§ **Exercise directions**: Read through the records below and copy each line that uses the word "image".

(Records from a collection)
◆ ◆ ◆ ◆
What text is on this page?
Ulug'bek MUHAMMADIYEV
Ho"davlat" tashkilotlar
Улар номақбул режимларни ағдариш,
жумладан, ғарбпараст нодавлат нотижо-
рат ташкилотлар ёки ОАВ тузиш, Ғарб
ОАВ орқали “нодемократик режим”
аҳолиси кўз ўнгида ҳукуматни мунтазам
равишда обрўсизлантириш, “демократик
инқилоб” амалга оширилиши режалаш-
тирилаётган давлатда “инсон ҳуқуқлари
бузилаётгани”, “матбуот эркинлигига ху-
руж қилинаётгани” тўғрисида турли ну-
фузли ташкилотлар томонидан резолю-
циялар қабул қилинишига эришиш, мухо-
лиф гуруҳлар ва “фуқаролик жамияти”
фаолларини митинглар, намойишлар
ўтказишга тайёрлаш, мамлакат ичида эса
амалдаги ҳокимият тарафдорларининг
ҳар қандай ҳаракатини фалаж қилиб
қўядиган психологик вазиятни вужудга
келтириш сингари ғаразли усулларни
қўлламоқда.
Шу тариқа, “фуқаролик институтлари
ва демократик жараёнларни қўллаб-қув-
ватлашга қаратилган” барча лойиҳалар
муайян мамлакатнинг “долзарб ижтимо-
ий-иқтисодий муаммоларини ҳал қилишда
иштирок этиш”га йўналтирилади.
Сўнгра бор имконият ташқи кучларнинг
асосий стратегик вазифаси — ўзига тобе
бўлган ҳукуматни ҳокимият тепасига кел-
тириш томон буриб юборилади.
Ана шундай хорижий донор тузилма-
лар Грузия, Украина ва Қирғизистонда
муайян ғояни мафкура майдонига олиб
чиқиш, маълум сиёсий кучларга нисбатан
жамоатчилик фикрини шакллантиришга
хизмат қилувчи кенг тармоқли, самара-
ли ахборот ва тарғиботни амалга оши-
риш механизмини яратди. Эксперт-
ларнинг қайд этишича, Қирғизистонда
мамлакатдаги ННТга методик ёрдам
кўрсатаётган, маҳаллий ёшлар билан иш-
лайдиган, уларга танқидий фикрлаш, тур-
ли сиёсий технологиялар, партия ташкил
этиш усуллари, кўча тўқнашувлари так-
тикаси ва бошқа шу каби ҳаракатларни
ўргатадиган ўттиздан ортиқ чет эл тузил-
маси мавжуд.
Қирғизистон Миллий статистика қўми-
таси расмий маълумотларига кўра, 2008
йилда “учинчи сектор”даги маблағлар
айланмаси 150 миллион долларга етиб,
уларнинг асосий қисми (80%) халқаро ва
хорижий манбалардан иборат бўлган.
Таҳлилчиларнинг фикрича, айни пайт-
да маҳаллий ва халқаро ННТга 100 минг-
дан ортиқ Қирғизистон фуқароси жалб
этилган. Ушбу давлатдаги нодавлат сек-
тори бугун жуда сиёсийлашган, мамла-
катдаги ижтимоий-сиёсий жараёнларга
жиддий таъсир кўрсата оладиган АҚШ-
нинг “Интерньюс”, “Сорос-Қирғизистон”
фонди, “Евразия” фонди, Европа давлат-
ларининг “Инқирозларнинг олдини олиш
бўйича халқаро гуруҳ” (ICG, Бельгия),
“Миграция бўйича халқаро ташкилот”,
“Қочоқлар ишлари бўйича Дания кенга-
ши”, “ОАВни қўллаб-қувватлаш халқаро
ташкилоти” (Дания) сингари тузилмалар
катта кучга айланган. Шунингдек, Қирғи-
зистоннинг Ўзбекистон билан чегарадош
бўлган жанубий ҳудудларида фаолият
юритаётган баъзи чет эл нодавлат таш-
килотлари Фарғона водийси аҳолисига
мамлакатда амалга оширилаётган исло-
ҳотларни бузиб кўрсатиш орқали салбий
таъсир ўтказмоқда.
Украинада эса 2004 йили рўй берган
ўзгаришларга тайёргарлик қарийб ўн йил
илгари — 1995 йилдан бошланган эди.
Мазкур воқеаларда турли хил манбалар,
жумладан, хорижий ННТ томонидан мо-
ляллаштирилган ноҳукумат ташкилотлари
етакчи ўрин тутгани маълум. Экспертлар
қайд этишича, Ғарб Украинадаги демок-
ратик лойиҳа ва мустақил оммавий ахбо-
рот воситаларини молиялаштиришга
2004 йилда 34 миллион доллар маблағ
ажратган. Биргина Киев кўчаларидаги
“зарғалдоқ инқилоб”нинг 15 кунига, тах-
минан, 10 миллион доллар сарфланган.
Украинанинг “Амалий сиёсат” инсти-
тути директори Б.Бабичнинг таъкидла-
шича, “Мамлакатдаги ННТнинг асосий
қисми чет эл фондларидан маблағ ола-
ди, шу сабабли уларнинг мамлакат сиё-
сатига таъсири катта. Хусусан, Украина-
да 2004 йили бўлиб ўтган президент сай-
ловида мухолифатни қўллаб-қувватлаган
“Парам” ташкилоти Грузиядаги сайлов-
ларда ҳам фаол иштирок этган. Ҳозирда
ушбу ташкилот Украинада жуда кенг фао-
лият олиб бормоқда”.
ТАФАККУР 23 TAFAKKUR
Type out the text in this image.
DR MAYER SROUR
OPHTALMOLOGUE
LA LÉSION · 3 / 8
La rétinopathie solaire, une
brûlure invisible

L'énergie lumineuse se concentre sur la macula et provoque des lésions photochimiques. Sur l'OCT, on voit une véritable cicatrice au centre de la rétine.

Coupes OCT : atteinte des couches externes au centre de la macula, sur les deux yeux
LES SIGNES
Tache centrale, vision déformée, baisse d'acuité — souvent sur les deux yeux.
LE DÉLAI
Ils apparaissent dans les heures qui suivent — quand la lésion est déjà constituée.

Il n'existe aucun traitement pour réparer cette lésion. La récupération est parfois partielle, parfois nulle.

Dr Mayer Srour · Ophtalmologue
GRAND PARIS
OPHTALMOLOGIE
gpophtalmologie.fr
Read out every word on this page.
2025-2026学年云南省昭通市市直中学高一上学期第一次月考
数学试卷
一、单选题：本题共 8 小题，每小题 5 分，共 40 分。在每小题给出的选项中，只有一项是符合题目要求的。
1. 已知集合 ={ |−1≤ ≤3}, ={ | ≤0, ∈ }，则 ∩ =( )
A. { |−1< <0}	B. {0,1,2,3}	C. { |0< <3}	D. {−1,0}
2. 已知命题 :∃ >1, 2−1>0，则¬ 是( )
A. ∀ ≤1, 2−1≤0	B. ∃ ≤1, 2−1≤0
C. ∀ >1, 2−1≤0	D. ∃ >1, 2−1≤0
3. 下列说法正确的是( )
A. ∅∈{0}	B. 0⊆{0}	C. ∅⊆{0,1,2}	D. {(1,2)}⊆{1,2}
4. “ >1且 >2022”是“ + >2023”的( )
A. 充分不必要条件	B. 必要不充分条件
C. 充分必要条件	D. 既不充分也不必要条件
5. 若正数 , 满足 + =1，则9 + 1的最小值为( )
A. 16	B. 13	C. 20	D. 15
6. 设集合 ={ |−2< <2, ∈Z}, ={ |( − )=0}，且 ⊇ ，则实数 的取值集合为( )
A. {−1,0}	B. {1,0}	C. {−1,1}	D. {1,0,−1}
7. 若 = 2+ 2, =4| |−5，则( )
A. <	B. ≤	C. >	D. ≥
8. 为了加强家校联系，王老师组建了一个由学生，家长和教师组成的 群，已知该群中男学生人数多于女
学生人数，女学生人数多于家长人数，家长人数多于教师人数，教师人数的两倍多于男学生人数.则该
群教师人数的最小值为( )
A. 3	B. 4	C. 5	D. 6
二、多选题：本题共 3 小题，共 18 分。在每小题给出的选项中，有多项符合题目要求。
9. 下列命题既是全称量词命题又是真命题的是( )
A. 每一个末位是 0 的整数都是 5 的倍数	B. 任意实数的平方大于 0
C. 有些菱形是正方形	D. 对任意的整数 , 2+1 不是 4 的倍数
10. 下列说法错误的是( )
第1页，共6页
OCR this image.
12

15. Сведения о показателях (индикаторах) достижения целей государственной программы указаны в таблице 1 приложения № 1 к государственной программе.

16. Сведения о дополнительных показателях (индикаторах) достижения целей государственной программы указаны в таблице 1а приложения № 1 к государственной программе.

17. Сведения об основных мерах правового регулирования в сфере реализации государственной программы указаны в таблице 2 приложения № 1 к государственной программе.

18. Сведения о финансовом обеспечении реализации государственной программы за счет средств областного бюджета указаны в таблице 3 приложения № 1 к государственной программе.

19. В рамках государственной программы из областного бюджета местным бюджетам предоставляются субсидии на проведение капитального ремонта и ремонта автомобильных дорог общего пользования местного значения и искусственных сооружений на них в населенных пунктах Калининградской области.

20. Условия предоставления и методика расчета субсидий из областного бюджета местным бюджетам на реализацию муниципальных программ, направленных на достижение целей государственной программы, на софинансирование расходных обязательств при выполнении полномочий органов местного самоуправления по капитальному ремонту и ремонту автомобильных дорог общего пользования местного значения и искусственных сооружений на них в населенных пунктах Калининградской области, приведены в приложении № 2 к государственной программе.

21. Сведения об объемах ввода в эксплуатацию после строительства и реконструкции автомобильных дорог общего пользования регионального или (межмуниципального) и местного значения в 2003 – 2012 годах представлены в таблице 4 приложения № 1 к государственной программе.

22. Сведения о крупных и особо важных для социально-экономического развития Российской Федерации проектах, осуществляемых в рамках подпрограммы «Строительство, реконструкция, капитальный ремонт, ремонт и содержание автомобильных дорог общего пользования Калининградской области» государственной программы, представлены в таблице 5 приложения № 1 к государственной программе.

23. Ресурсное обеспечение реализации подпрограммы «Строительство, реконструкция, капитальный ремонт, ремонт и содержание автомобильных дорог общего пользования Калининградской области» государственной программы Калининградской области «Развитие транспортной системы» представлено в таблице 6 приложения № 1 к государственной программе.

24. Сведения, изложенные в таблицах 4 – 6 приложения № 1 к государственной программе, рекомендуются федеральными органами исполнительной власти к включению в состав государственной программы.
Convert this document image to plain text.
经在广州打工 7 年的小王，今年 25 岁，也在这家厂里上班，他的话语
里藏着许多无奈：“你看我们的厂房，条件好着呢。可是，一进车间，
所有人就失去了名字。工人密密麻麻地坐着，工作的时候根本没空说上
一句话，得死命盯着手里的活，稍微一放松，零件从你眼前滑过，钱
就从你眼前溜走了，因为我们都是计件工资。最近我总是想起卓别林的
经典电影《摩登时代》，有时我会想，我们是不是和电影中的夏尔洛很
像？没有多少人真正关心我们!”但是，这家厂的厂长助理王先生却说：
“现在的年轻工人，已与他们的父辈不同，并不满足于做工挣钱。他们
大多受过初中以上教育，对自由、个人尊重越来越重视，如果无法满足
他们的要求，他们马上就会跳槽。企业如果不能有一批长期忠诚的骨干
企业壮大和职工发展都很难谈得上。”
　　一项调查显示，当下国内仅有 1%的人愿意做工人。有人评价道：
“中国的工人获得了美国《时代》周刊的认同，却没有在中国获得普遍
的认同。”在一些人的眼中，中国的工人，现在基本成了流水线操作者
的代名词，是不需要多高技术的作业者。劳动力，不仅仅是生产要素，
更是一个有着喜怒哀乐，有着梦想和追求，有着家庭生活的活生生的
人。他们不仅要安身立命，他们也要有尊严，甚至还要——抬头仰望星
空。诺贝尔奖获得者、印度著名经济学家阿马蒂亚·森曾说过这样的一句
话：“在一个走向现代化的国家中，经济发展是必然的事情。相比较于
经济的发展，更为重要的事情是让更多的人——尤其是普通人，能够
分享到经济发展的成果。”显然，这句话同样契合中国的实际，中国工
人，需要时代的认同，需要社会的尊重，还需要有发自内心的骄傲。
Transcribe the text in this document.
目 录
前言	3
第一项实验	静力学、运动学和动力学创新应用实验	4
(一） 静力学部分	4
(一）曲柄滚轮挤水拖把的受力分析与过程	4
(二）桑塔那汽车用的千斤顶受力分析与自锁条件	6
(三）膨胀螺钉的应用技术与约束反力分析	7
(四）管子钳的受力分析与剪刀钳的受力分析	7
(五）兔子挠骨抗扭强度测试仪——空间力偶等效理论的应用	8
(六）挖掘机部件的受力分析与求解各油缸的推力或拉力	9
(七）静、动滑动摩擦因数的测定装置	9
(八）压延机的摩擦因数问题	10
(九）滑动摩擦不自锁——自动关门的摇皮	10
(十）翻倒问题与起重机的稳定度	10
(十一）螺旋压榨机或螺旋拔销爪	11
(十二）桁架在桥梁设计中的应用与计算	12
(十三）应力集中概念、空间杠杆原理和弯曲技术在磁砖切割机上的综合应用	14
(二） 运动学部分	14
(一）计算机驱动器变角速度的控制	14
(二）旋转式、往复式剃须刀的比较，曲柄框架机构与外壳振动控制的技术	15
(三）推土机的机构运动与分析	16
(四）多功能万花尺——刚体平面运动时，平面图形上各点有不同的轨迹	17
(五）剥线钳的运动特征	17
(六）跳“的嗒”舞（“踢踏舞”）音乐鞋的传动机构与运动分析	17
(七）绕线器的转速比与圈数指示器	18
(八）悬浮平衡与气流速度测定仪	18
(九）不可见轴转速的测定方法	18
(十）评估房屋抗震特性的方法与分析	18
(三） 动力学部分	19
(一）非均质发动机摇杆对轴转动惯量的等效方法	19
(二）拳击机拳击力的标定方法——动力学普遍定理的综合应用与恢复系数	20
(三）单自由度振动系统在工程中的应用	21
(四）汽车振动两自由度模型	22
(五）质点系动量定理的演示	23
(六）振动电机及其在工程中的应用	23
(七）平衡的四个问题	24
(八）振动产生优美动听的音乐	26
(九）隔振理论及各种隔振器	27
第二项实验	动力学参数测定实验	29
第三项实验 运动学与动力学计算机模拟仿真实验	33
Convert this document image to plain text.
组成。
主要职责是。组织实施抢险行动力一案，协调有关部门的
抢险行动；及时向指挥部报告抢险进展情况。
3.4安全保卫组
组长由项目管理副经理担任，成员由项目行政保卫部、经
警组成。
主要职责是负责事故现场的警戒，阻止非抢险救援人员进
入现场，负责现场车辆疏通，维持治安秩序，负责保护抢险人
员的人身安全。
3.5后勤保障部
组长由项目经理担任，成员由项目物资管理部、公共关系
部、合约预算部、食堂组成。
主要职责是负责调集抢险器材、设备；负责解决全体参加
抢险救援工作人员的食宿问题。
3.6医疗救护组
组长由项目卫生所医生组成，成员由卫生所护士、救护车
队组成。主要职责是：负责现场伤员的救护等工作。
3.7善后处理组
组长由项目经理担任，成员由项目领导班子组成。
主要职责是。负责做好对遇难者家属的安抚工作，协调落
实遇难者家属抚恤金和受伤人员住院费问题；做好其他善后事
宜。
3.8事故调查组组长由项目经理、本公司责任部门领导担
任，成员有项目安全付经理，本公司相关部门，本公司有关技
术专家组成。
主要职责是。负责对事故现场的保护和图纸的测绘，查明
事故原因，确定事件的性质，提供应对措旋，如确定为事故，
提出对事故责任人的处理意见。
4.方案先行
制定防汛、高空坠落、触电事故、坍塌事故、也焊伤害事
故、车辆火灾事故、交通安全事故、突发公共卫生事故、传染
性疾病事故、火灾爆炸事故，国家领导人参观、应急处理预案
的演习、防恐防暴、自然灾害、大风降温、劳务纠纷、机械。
◆ ◆ ◆ ◆
§ **The output**:
Type out the text in this image.
OCR this image.
Convert this document image to plain text.
Convert this document image to plain text.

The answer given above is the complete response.